**Exercise brief**
Note each line where "événements" appears, and copy it.

[Records contained in a dataset]
===
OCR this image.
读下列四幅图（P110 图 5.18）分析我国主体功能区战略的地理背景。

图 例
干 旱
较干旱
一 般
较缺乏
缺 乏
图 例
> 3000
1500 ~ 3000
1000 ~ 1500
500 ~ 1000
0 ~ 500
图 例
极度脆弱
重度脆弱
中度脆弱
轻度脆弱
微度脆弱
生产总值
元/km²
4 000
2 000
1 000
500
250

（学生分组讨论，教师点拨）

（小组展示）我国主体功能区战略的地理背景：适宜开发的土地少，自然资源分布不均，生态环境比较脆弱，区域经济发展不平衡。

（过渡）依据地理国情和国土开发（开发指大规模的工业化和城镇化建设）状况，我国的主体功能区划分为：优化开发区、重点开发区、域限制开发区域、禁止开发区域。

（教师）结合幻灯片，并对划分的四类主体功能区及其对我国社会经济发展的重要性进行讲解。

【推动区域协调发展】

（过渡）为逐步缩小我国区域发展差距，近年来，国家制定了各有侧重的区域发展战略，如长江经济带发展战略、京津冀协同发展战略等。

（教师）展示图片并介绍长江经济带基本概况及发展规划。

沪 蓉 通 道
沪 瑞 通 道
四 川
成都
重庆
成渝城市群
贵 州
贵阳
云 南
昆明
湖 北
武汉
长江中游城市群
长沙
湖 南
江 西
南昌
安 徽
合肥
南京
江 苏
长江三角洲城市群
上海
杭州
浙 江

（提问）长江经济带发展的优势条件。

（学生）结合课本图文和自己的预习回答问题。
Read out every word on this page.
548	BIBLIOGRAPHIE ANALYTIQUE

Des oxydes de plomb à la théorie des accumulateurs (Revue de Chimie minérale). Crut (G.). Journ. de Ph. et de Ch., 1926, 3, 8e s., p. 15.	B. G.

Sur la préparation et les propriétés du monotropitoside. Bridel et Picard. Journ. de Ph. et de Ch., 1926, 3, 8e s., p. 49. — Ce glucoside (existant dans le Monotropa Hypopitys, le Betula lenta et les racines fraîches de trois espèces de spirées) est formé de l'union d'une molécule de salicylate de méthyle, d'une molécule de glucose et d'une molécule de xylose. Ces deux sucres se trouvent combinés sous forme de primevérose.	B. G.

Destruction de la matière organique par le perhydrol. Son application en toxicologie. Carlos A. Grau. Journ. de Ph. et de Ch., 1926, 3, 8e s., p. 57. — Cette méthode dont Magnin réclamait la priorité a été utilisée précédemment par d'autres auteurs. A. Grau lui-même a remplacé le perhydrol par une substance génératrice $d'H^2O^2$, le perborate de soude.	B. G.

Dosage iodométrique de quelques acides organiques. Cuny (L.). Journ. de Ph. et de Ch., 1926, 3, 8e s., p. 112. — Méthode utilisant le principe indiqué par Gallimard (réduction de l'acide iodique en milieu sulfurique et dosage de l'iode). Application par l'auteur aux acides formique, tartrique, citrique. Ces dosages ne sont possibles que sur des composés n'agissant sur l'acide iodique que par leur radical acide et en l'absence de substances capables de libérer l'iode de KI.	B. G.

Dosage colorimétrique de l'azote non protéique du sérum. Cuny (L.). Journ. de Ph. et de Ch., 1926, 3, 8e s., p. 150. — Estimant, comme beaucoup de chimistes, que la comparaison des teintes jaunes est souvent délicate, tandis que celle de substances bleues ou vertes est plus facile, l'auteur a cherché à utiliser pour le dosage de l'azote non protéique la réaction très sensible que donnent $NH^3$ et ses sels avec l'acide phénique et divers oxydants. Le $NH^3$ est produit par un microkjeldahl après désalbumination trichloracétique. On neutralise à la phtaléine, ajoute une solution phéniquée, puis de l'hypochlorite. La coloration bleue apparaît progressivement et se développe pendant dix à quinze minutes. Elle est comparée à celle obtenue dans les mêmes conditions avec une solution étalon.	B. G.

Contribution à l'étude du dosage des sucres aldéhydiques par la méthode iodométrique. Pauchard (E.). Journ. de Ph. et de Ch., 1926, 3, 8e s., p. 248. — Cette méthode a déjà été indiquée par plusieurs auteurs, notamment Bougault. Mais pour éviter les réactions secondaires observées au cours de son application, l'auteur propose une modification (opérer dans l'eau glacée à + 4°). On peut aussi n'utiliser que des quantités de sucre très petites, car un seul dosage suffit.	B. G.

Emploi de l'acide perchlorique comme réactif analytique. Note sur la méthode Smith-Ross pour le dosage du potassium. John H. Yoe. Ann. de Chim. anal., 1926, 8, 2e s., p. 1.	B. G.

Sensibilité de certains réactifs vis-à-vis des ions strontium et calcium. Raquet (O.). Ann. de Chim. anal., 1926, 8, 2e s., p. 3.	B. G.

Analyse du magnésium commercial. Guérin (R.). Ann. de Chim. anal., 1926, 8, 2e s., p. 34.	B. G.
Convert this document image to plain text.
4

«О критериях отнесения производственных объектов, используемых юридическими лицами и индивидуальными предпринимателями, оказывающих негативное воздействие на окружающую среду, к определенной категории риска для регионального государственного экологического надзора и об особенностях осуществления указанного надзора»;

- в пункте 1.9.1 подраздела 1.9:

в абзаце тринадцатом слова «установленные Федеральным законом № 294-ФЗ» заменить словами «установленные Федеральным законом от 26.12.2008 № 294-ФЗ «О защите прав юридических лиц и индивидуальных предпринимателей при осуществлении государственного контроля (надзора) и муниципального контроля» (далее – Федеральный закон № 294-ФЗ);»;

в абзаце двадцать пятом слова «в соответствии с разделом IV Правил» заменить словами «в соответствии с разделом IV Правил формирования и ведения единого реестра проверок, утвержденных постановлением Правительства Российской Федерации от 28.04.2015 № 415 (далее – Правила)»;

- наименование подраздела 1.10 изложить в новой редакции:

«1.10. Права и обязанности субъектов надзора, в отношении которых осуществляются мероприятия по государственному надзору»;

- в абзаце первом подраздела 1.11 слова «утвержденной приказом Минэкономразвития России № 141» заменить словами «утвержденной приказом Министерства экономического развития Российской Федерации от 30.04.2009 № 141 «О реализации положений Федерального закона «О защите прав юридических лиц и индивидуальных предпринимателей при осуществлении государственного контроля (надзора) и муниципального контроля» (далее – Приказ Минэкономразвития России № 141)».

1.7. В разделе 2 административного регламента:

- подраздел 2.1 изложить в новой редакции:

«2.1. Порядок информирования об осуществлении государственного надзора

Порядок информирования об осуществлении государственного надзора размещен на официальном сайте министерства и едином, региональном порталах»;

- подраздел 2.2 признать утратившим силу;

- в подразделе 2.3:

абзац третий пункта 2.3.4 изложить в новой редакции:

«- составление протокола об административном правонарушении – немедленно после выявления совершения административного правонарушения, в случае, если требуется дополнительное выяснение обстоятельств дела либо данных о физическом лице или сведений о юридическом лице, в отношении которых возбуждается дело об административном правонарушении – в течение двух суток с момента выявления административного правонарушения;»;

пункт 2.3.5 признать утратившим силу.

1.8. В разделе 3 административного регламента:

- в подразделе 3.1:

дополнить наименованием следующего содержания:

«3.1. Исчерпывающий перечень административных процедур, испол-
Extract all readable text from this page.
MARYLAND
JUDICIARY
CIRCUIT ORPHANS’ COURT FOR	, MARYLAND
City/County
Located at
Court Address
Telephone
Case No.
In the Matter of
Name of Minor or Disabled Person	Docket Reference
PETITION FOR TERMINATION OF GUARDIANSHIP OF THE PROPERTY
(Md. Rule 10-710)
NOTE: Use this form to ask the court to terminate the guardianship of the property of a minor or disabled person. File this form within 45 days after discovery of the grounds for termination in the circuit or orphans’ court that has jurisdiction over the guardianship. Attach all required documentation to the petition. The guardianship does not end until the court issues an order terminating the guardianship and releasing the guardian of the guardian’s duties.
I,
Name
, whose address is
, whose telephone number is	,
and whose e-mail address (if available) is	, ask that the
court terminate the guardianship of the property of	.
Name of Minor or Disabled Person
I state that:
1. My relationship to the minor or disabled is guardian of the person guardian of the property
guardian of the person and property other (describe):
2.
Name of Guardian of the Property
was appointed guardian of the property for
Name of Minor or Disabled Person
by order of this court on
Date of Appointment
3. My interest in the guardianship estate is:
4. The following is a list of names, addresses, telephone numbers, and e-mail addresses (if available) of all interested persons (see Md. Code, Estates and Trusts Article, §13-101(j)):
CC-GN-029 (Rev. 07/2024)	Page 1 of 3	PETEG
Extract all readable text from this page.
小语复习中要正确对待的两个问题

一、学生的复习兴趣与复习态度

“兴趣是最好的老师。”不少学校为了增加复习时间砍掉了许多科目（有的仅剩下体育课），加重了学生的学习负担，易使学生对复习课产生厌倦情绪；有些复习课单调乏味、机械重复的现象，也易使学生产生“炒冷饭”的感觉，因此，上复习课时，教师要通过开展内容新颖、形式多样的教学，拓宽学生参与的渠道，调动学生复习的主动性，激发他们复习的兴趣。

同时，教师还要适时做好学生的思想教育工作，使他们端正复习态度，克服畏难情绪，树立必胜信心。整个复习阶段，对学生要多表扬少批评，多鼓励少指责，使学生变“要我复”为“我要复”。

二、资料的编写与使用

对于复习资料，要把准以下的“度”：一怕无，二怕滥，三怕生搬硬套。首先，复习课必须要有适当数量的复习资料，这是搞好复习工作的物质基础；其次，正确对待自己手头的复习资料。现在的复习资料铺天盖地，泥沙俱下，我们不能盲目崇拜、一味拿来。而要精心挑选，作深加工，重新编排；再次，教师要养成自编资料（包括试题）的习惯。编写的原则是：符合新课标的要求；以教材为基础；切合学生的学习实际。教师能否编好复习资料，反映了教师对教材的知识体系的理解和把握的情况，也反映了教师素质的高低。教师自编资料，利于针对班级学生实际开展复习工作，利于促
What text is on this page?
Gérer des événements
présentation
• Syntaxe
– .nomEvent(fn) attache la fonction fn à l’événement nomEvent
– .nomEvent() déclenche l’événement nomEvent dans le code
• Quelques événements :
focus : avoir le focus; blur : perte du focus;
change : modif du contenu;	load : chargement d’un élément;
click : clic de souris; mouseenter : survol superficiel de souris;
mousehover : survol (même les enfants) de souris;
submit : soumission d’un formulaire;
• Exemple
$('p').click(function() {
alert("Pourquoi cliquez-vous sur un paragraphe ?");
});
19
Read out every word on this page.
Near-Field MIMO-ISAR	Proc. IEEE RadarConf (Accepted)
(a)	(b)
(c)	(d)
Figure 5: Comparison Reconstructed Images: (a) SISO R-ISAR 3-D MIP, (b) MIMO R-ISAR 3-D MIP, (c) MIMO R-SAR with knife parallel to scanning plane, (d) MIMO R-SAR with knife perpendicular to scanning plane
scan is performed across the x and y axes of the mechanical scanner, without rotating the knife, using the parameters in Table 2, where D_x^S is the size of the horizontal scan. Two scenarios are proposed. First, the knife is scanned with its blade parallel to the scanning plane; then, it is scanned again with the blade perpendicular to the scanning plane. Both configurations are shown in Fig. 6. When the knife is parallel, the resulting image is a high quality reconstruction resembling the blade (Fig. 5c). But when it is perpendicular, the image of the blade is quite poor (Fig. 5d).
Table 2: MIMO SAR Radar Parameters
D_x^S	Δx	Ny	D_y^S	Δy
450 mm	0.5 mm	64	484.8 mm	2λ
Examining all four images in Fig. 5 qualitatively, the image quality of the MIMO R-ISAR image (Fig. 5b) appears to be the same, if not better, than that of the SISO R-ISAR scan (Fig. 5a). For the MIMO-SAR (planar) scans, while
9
===
**Complete answer**
Gérer des événements
• Quelques événements :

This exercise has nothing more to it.